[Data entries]
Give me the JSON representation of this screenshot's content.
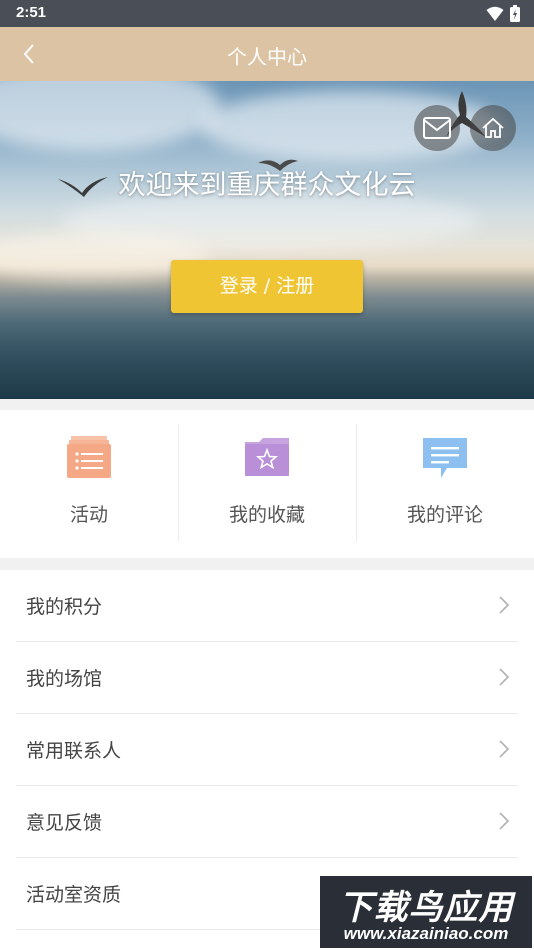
{
  "status_bar": {
    "time": "2:51"
  },
  "header": {
    "title": "个人中心"
  },
  "hero": {
    "welcome": "欢迎来到重庆群众文化云",
    "login_label": "登录 / 注册"
  },
  "quick_actions": [
    {
      "label": "活动",
      "icon": "activity-list-icon",
      "color": "#f5a885"
    },
    {
      "label": "我的收藏",
      "icon": "favorites-folder-icon",
      "color": "#c7a3e0"
    },
    {
      "label": "我的评论",
      "icon": "comment-bubble-icon",
      "color": "#8dc0f0"
    }
  ],
  "menu": [
    {
      "label": "我的积分"
    },
    {
      "label": "我的场馆"
    },
    {
      "label": "常用联系人"
    },
    {
      "label": "意见反馈"
    },
    {
      "label": "活动室资质"
    }
  ],
  "watermark": {
    "title": "下载鸟应用",
    "url": "www.xiazainiao.com"
  },
  "colors": {
    "header": "#dcc3a3",
    "login_button": "#f0c534"
  }
}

- **The request**:
Going through the data, tally the lines containing "icon" and report only the result.

- **Answer for this exercise**:
3